** start of Extract **

As another external quality check, geometric accuracy and surface deviation of the newly generated dense point cloud are also evaluated. The geometric accuracy of our generated dense cloud is evaluated through cloud-to-cloud (C2C) comparisons. To this end, the dense cloud obtained from the original processing and the one produced after the filtering step were compared with the reference laser scanning data.

The surface deviation analysis process is performed based on defining a fitted plane on some selected areas using Least Squares Fitting (LSF) algorithm [39]. Similar to the [40] analysis, the C2C distance and spatial distribution of the points around the best-fitted plane are measured using well-known error metrics such as Standard Deviation (STD), Mean Absolute Error (MAE) and RMSE according to the following Equations:

$$STD=\sqrt{\frac{1}{M-1}{\displaystyle \sum }_{i=1}^M{\left(D_i-\overline{D}\right)}^2}$$

(33)

** end of Extract **
** start of Dataset extract **

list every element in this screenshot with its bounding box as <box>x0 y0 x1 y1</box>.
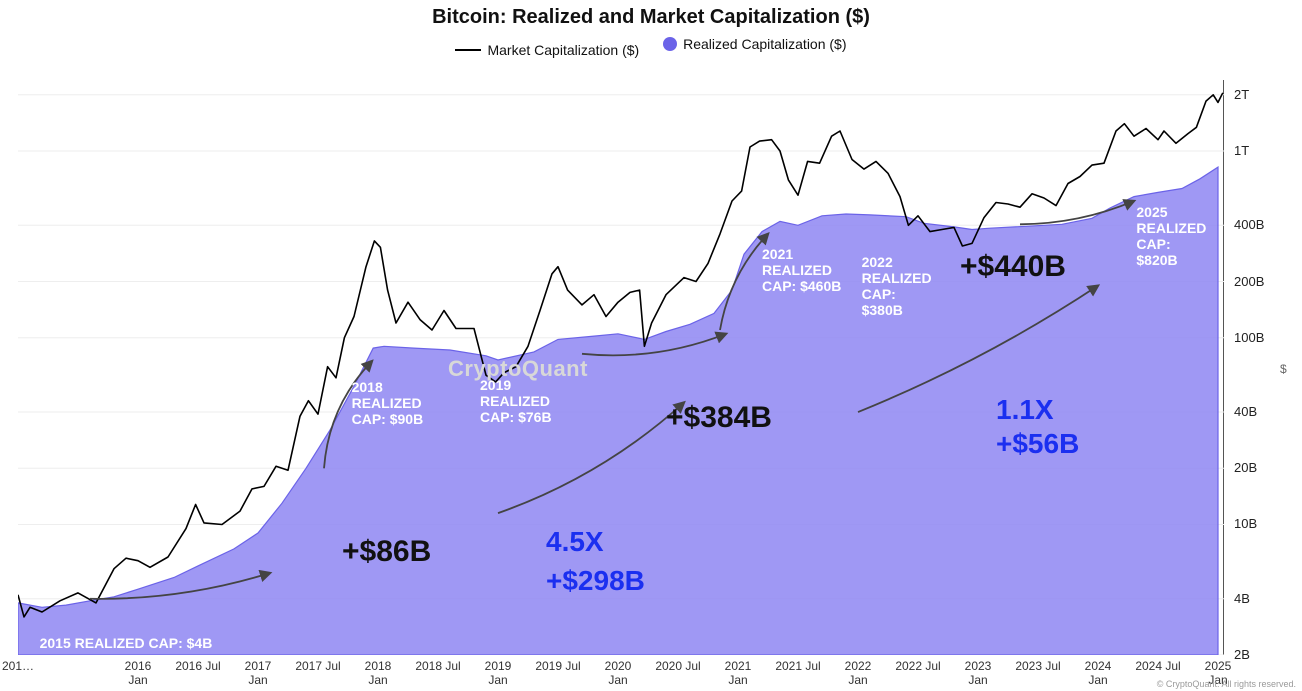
x-tick-label: 2021 Jan <box>725 659 752 687</box>
y-tick-label: 2B <box>1234 647 1250 662</box>
chart-plot: CryptoQuant 2B4B10B20B40B100B200B400B1T2… <box>18 80 1224 655</box>
y-tick-label: 4B <box>1234 591 1250 606</box>
x-tick-label: 2017 Jul <box>295 659 340 673</box>
x-tick-label: 2024 Jul <box>1135 659 1180 673</box>
chart-title: Bitcoin: Realized and Market Capitalizat… <box>0 6 1302 29</box>
legend-line-icon <box>455 49 481 51</box>
y-axis-unit: $ <box>1280 362 1287 376</box>
x-tick-label: 2023 Jan <box>965 659 992 687</box>
legend-dot-icon <box>663 37 677 51</box>
annotation-d2: +$384B <box>666 401 772 435</box>
x-tick-label: 2019 Jul <box>535 659 580 673</box>
x-tick-label: 2023 Jul <box>1015 659 1060 673</box>
y-tick-label: 10B <box>1234 516 1257 531</box>
legend-realized-label: Realized Capitalization ($) <box>683 36 846 52</box>
y-tick-label: 20B <box>1234 460 1257 475</box>
legend-realized: Realized Capitalization ($) <box>663 36 846 52</box>
x-tick-label: 2016 Jan <box>125 659 152 687</box>
x-tick-label: 2022 Jul <box>895 659 940 673</box>
legend-market: Market Capitalization ($) <box>455 42 639 58</box>
annotation-cap2025: 2025 REALIZED CAP: $820B <box>1136 204 1206 268</box>
annotation-m2b: +$56B <box>996 428 1079 460</box>
annotation-m1a: 4.5X <box>546 526 604 558</box>
annotation-cap2019: 2019 REALIZED CAP: $76B <box>480 377 552 425</box>
x-tick-label: 2018 Jan <box>365 659 392 687</box>
annotation-cap2018: 2018 REALIZED CAP: $90B <box>352 379 424 427</box>
annotation-cap2022: 2022 REALIZED CAP: $380B <box>862 254 932 318</box>
y-tick-label: 2T <box>1234 87 1249 102</box>
x-tick-label: 2018 Jul <box>415 659 460 673</box>
annotation-cap2015: 2015 REALIZED CAP: $4B <box>40 635 213 651</box>
x-tick-label: 2024 Jan <box>1085 659 1112 687</box>
legend-market-label: Market Capitalization ($) <box>487 42 639 58</box>
annotation-d1: +$86B <box>342 535 431 569</box>
y-tick-label: 40B <box>1234 404 1257 419</box>
annotation-m2a: 1.1X <box>996 394 1054 426</box>
x-tick-label: 2019 Jan <box>485 659 512 687</box>
annotation-cap2021: 2021 REALIZED CAP: $460B <box>762 246 841 294</box>
x-tick-label: 2022 Jan <box>845 659 872 687</box>
x-tick-label: 2021 Jul <box>775 659 820 673</box>
annotation-d3: +$440B <box>960 250 1066 284</box>
x-tick-label: 2017 Jan <box>245 659 272 687</box>
y-tick-label: 200B <box>1234 274 1264 289</box>
x-tick-label: 201… <box>2 659 34 673</box>
x-tick-label: 2020 Jul <box>655 659 700 673</box>
y-tick-label: 1T <box>1234 143 1249 158</box>
y-tick-label: 400B <box>1234 217 1264 232</box>
attribution: © CryptoQuant. All rights reserved. <box>1157 679 1296 689</box>
annotation-m1b: +$298B <box>546 565 645 597</box>
x-tick-label: 2020 Jan <box>605 659 632 687</box>
y-tick-label: 100B <box>1234 330 1264 345</box>
x-tick-label: 2016 Jul <box>175 659 220 673</box>
legend: Market Capitalization ($) Realized Capit… <box>0 36 1302 58</box>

** end of Dataset extract **

Task to complete: Copy the point cloud accuracy text above word for word, between "As another external" and "laser scanning data.", inclusive.

Worked solution:
As another external quality check, geometric accuracy and surface deviation of the newly generated dense point cloud are also evaluated. The geometric accuracy of our generated dense cloud is evaluated through cloud-to-cloud (C2C) comparisons. To this end, the dense cloud obtained from the original processing and the one produced after the filtering step were compared with the reference laser scanning data.